The records –
******

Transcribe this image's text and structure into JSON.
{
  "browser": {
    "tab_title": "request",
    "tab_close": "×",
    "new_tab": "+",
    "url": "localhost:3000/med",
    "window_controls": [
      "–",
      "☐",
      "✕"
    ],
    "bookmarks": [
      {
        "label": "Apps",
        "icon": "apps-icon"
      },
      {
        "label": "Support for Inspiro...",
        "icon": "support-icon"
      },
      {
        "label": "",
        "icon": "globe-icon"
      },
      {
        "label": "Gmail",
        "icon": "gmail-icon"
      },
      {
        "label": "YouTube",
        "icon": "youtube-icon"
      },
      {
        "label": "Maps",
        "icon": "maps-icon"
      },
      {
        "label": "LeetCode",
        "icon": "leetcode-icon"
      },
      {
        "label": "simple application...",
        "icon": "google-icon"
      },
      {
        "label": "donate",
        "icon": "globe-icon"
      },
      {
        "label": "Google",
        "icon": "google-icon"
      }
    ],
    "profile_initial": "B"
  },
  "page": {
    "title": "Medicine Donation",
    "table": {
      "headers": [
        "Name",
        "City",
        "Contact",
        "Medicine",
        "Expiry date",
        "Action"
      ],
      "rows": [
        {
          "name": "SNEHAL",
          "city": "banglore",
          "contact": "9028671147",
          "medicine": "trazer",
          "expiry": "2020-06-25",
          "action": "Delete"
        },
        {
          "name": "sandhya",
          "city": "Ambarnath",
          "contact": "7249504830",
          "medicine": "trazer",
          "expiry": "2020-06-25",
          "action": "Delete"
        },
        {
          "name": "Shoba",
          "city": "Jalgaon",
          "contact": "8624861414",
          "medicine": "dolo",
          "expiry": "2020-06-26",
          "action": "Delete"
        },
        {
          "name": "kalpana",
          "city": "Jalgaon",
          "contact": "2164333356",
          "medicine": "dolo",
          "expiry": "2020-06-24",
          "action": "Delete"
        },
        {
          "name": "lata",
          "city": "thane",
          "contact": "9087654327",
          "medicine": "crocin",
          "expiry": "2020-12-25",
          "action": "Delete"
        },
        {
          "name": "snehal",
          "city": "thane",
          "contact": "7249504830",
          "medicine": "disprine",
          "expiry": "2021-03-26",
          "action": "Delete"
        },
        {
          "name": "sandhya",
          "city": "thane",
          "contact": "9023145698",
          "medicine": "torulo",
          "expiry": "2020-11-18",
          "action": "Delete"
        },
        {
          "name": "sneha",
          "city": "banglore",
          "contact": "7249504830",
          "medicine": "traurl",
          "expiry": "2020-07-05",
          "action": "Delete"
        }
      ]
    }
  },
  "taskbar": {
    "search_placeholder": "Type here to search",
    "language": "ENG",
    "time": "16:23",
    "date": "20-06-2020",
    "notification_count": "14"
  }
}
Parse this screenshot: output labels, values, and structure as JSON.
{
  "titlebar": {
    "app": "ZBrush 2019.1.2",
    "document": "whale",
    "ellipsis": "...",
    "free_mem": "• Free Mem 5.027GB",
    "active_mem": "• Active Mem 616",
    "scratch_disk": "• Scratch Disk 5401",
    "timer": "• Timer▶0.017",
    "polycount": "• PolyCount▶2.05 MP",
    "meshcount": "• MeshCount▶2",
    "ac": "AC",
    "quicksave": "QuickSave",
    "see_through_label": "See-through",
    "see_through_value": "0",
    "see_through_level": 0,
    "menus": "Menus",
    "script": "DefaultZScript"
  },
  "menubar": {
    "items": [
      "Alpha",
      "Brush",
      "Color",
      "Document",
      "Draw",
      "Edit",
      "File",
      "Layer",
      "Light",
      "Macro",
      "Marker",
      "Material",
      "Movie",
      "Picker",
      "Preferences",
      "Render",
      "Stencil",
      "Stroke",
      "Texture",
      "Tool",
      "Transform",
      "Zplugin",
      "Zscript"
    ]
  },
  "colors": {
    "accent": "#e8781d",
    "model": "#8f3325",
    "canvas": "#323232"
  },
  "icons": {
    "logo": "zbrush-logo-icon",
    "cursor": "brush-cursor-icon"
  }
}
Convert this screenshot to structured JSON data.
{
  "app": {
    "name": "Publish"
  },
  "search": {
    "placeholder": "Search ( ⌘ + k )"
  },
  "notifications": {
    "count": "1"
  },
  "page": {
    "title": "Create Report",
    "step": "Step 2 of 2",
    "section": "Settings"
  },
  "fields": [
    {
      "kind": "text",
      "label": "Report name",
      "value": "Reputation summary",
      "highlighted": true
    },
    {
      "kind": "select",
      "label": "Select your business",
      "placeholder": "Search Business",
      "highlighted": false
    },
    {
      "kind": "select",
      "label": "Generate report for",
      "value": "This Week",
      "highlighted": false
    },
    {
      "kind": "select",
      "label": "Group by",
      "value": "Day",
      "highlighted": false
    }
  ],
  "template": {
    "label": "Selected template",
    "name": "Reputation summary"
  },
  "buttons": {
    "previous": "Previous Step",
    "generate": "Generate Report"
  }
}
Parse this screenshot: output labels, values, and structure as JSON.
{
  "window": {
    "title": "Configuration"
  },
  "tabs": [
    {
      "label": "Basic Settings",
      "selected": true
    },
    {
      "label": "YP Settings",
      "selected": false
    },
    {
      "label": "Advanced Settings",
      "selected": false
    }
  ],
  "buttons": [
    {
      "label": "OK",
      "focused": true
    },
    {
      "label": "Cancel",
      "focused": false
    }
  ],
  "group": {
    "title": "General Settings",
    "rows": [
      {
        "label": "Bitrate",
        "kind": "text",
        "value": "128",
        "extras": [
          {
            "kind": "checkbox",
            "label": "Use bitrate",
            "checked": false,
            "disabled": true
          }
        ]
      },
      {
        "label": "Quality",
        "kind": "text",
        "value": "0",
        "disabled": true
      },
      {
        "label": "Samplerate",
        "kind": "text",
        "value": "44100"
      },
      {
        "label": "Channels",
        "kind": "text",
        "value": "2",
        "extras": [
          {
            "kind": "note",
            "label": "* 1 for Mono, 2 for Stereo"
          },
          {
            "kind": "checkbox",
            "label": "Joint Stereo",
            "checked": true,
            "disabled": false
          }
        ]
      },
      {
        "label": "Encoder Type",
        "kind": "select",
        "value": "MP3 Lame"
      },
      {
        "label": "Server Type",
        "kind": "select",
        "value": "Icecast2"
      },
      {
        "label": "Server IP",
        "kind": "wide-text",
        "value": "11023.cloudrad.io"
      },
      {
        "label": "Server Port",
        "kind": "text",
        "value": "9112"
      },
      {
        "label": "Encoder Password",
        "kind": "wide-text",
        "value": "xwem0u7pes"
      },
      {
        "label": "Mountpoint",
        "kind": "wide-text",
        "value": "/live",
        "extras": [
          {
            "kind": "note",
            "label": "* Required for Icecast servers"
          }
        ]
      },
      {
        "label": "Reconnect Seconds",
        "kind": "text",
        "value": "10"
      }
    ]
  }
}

******

Using the entries above, please restate each one word for word.

Transcribe this image's text and structure into JSON.
{
  "browser": {
    "tab_title": "request",
    "tab_close": "×",
    "new_tab": "+",
    "url": "localhost:3000/med",
    "window_controls": [
      "–",
      "☐",
      "✕"
    ],
    "bookmarks": [
      {
        "label": "Apps",
        "icon": "apps-icon"
      },
      {
        "label": "Support for Inspiro...",
        "icon": "support-icon"
      },
      {
        "label": "",
        "icon": "globe-icon"
      },
      {
        "label": "Gmail",
        "icon": "gmail-icon"
      },
      {
        "label": "YouTube",
        "icon": "youtube-icon"
      },
      {
        "label": "Maps",
        "icon": "maps-icon"
      },
      {
        "label": "LeetCode",
        "icon": "leetcode-icon"
      },
      {
        "label": "simple application...",
        "icon": "google-icon"
      },
      {
        "label": "donate",
        "icon": "globe-icon"
      },
      {
        "label": "Google",
        "icon": "google-icon"
      }
    ],
    "profile_initial": "B"
  },
  "page": {
    "title": "Medicine Donation",
    "table": {
      "headers": [
        "Name",
        "City",
        "Contact",
        "Medicine",
        "Expiry date",
        "Action"
      ],
      "rows": [
        {
          "name": "SNEHAL",
          "city": "banglore",
          "contact": "9028671147",
          "medicine": "trazer",
          "expiry": "2020-06-25",
          "action": "Delete"
        },
        {
          "name": "sandhya",
          "city": "Ambarnath",
          "contact": "7249504830",
          "medicine": "trazer",
          "expiry": "2020-06-25",
          "action": "Delete"
        },
        {
          "name": "Shoba",
          "city": "Jalgaon",
          "contact": "8624861414",
          "medicine": "dolo",
          "expiry": "2020-06-26",
          "action": "Delete"
        },
        {
          "name": "kalpana",
          "city": "Jalgaon",
          "contact": "2164333356",
          "medicine": "dolo",
          "expiry": "2020-06-24",
          "action": "Delete"
        },
        {
          "name": "lata",
          "city": "thane",
          "contact": "9087654327",
          "medicine": "crocin",
          "expiry": "2020-12-25",
          "action": "Delete"
        },
        {
          "name": "snehal",
          "city": "thane",
          "contact": "7249504830",
          "medicine": "disprine",
          "expiry": "2021-03-26",
          "action": "Delete"
        },
        {
          "name": "sandhya",
          "city": "thane",
          "contact": "9023145698",
          "medicine": "torulo",
          "expiry": "2020-11-18",
          "action": "Delete"
        },
        {
          "name": "sneha",
          "city": "banglore",
          "contact": "7249504830",
          "medicine": "traurl",
          "expiry": "2020-07-05",
          "action": "Delete"
        }
      ]
    }
  },
  "taskbar": {
    "search_placeholder": "Type here to search",
    "language": "ENG",
    "time": "16:23",
    "date": "20-06-2020",
    "notification_count": "14"
  }
}
Parse this screenshot: output labels, values, and structure as JSON.
{
  "titlebar": {
    "app": "ZBrush 2019.1.2",
    "document": "whale",
    "ellipsis": "...",
    "free_mem": "• Free Mem 5.027GB",
    "active_mem": "• Active Mem 616",
    "scratch_disk": "• Scratch Disk 5401",
    "timer": "• Timer▶0.017",
    "polycount": "• PolyCount▶2.05 MP",
    "meshcount": "• MeshCount▶2",
    "ac": "AC",
    "quicksave": "QuickSave",
    "see_through_label": "See-through",
    "see_through_value": "0",
    "see_through_level": 0,
    "menus": "Menus",
    "script": "DefaultZScript"
  },
  "menubar": {
    "items": [
      "Alpha",
      "Brush",
      "Color",
      "Document",
      "Draw",
      "Edit",
      "File",
      "Layer",
      "Light",
      "Macro",
      "Marker",
      "Material",
      "Movie",
      "Picker",
      "Preferences",
      "Render",
      "Stencil",
      "Stroke",
      "Texture",
      "Tool",
      "Transform",
      "Zplugin",
      "Zscript"
    ]
  },
  "colors": {
    "accent": "#e8781d",
    "model": "#8f3325",
    "canvas": "#323232"
  },
  "icons": {
    "logo": "zbrush-logo-icon",
    "cursor": "brush-cursor-icon"
  }
}
Convert this screenshot to structured JSON data.
{
  "app": {
    "name": "Publish"
  },
  "search": {
    "placeholder": "Search ( ⌘ + k )"
  },
  "notifications": {
    "count": "1"
  },
  "page": {
    "title": "Create Report",
    "step": "Step 2 of 2",
    "section": "Settings"
  },
  "fields": [
    {
      "kind": "text",
      "label": "Report name",
      "value": "Reputation summary",
      "highlighted": true
    },
    {
      "kind": "select",
      "label": "Select your business",
      "placeholder": "Search Business",
      "highlighted": false
    },
    {
      "kind": "select",
      "label": "Generate report for",
      "value": "This Week",
      "highlighted": false
    },
    {
      "kind": "select",
      "label": "Group by",
      "value": "Day",
      "highlighted": false
    }
  ],
  "template": {
    "label": "Selected template",
    "name": "Reputation summary"
  },
  "buttons": {
    "previous": "Previous Step",
    "generate": "Generate Report"
  }
}
Parse this screenshot: output labels, values, and structure as JSON.
{
  "window": {
    "title": "Configuration"
  },
  "tabs": [
    {
      "label": "Basic Settings",
      "selected": true
    },
    {
      "label": "YP Settings",
      "selected": false
    },
    {
      "label": "Advanced Settings",
      "selected": false
    }
  ],
  "buttons": [
    {
      "label": "OK",
      "focused": true
    },
    {
      "label": "Cancel",
      "focused": false
    }
  ],
  "group": {
    "title": "General Settings",
    "rows": [
      {
        "label": "Bitrate",
        "kind": "text",
        "value": "128",
        "extras": [
          {
            "kind": "checkbox",
            "label": "Use bitrate",
            "checked": false,
            "disabled": true
          }
        ]
      },
      {
        "label": "Quality",
        "kind": "text",
        "value": "0",
        "disabled": true
      },
      {
        "label": "Samplerate",
        "kind": "text",
        "value": "44100"
      },
      {
        "label": "Channels",
        "kind": "text",
        "value": "2",
        "extras": [
          {
            "kind": "note",
            "label": "* 1 for Mono, 2 for Stereo"
          },
          {
            "kind": "checkbox",
            "label": "Joint Stereo",
            "checked": true,
            "disabled": false
          }
        ]
      },
      {
        "label": "Encoder Type",
        "kind": "select",
        "value": "MP3 Lame"
      },
      {
        "label": "Server Type",
        "kind": "select",
        "value": "Icecast2"
      },
      {
        "label": "Server IP",
        "kind": "wide-text",
        "value": "11023.cloudrad.io"
      },
      {
        "label": "Server Port",
        "kind": "text",
        "value": "9112"
      },
      {
        "label": "Encoder Password",
        "kind": "wide-text",
        "value": "xwem0u7pes"
      },
      {
        "label": "Mountpoint",
        "kind": "wide-text",
        "value": "/live",
        "extras": [
          {
            "kind": "note",
            "label": "* Required for Icecast servers"
          }
        ]
      },
      {
        "label": "Reconnect Seconds",
        "kind": "text",
        "value": "10"
      }
    ]
  }
}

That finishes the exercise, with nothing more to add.